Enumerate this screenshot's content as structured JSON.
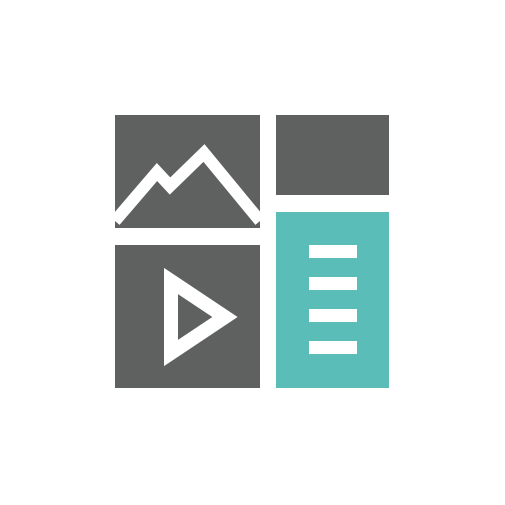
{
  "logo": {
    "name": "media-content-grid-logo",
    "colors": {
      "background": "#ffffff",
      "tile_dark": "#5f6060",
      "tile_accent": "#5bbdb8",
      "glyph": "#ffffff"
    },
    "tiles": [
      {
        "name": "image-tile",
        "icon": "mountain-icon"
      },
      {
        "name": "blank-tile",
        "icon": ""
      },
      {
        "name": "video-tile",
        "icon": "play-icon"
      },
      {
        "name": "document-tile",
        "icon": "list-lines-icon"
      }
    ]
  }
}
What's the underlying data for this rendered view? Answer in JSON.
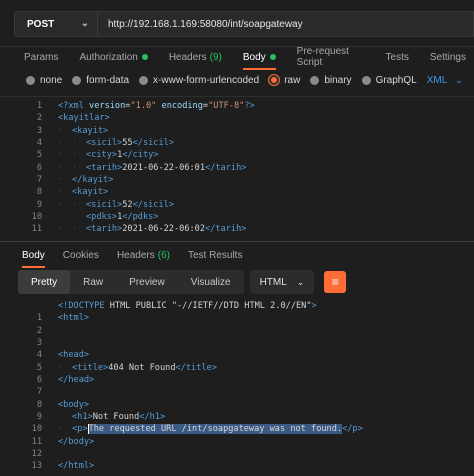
---
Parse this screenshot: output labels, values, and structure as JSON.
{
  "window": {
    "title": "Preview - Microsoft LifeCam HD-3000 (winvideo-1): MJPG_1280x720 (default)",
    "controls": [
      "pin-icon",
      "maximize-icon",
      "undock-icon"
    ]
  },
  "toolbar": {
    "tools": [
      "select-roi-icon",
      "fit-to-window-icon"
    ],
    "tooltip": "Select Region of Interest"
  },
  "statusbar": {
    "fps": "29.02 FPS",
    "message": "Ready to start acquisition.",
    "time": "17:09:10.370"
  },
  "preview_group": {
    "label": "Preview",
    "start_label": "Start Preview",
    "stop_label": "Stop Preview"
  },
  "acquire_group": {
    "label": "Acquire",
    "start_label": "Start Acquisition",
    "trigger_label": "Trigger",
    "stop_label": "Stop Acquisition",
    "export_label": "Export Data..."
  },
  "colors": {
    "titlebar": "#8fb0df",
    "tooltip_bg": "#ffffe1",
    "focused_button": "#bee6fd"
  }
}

WORK REQUIRED: Within the listing above, extract exactly the lines that run from the one containing "Enumerate this screenshot's" through the one containing "What's the underlying", excluding any pictures.

RESULT:
Enumerate this screenshot's content as structured JSON.
{
  "logo": {
    "name": "media-content-grid-logo",
    "colors": {
      "background": "#ffffff",
      "tile_dark": "#5f6060",
      "tile_accent": "#5bbdb8",
      "glyph": "#ffffff"
    },
    "tiles": [
      {
        "name": "image-tile",
        "icon": "mountain-icon"
      },
      {
        "name": "blank-tile",
        "icon": ""
      },
      {
        "name": "video-tile",
        "icon": "play-icon"
      },
      {
        "name": "document-tile",
        "icon": "list-lines-icon"
      }
    ]
  }
}
What's the underlying data for this rendered view? Answer in JSON.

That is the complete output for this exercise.